▶ **PROBLEM**
In the material below, find how many lines contain the string "根据材料并结合所学知识可知". Write only that number.
--- START OF RECORDED DATA ---
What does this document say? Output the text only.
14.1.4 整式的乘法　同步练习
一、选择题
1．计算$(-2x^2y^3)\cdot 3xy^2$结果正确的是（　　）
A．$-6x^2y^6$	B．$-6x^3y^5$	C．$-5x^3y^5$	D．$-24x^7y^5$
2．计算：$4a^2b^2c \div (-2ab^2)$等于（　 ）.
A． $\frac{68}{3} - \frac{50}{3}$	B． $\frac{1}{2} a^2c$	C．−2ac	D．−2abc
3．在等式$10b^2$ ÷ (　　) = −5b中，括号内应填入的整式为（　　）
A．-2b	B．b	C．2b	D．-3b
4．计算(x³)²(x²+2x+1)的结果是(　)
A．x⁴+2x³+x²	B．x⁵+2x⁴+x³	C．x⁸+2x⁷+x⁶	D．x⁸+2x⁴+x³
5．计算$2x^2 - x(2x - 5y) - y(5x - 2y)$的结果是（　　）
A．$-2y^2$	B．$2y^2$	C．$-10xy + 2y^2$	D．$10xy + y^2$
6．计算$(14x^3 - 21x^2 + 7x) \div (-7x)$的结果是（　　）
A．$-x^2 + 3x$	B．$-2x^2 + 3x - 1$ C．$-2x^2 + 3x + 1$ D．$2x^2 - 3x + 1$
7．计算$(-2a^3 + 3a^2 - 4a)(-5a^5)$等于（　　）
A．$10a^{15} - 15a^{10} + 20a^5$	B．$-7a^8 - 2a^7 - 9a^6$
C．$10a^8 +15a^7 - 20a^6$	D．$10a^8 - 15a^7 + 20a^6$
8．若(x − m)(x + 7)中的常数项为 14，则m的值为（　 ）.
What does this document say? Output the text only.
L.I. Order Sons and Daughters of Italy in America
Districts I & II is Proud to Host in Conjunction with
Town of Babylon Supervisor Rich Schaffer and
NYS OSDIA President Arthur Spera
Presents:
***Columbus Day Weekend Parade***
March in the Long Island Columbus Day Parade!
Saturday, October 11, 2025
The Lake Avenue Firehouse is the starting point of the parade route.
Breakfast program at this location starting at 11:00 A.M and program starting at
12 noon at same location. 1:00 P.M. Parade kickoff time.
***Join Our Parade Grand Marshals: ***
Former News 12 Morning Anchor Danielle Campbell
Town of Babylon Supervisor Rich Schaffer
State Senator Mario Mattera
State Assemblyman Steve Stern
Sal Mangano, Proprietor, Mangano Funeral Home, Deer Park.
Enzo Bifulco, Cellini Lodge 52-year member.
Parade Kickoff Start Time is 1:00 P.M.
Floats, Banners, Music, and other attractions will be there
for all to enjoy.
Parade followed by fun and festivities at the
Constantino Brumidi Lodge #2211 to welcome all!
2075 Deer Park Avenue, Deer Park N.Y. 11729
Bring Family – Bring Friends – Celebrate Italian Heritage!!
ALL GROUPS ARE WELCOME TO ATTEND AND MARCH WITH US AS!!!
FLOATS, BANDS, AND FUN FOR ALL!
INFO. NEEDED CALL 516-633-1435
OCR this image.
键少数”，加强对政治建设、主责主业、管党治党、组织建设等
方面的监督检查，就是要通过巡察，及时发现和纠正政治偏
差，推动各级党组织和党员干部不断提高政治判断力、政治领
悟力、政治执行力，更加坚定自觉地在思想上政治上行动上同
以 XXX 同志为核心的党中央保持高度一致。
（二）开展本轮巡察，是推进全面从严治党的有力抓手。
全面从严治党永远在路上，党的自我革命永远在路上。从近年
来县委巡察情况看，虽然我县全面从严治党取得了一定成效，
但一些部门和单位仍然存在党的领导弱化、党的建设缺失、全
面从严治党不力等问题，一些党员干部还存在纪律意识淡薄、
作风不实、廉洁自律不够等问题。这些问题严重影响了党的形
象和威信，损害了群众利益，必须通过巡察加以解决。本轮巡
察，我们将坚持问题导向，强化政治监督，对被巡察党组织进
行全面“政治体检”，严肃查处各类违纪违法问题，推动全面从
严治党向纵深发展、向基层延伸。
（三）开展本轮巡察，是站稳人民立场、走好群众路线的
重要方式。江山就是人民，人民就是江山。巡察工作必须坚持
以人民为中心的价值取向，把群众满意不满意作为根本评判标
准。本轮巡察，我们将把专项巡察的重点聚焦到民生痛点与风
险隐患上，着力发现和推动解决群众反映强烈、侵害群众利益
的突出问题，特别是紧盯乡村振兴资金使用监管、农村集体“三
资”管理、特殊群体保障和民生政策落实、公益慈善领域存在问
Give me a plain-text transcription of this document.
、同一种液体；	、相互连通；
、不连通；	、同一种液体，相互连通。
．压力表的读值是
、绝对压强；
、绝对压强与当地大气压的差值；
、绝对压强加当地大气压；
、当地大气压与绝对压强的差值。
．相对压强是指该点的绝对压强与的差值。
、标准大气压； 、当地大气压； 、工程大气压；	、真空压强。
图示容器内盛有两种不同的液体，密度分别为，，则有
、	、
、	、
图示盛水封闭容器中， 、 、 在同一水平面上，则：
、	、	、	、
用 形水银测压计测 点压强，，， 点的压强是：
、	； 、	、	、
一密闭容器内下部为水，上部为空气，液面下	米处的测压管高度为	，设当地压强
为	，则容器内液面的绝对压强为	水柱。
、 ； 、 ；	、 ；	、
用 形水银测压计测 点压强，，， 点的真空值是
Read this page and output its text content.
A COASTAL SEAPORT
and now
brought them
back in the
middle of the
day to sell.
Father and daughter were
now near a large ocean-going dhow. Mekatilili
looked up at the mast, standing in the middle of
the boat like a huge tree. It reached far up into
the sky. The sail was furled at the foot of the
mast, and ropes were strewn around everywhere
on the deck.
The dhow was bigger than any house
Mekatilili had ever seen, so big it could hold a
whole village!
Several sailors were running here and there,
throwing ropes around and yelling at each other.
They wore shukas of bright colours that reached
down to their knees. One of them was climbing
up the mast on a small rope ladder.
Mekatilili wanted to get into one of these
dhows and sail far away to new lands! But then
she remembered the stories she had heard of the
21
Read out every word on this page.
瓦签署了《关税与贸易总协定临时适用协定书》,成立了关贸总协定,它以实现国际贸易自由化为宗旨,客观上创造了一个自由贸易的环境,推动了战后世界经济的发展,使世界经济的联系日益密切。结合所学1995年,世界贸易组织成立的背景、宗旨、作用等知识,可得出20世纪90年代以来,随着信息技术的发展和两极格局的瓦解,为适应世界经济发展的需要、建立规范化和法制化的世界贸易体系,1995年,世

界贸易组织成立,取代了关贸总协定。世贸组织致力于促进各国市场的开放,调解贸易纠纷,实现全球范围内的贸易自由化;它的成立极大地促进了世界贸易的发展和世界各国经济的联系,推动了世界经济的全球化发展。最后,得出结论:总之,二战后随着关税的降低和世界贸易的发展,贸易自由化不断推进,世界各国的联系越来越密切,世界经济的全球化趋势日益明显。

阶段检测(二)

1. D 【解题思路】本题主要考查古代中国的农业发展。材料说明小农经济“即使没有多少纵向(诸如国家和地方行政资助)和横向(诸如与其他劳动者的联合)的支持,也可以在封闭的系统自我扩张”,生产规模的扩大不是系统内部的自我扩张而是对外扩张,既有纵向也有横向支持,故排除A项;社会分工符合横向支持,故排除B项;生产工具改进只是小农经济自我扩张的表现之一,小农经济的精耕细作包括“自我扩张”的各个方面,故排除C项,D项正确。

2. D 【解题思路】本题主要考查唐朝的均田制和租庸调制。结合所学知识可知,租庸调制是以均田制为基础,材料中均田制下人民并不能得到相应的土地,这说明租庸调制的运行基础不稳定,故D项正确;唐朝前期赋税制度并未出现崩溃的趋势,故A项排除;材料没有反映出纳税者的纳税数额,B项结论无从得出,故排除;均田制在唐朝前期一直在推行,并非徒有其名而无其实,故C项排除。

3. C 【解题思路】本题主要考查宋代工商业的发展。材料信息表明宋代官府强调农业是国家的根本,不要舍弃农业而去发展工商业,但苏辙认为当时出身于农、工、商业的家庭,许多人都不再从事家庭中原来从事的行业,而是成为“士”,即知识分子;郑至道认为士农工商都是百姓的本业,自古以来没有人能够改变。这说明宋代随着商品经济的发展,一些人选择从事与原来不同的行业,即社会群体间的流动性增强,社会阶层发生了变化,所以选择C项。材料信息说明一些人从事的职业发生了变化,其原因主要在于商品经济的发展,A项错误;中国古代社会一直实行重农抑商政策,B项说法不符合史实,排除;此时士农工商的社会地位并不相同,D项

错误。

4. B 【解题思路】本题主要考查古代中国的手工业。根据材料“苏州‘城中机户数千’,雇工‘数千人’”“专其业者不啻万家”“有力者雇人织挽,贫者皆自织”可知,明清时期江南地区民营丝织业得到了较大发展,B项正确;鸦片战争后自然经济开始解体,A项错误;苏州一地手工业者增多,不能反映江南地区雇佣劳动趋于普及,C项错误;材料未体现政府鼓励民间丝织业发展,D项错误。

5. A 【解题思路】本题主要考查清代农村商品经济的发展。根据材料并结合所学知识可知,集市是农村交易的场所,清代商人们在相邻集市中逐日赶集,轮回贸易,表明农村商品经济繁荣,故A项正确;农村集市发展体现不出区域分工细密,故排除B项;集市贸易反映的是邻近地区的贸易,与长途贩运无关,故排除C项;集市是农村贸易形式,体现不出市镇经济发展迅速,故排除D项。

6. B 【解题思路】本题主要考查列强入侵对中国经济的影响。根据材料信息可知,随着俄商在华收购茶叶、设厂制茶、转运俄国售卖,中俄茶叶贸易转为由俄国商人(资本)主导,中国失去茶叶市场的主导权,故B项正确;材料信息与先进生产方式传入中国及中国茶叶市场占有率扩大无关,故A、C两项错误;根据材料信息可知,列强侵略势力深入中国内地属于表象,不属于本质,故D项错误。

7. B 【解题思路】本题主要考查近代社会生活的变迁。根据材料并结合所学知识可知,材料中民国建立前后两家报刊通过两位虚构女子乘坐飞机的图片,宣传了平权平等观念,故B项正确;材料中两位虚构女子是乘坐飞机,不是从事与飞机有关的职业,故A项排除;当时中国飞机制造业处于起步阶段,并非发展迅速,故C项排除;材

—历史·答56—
--- END OF RECORDED DATA ---
▶ **TASK RESPONSE**
2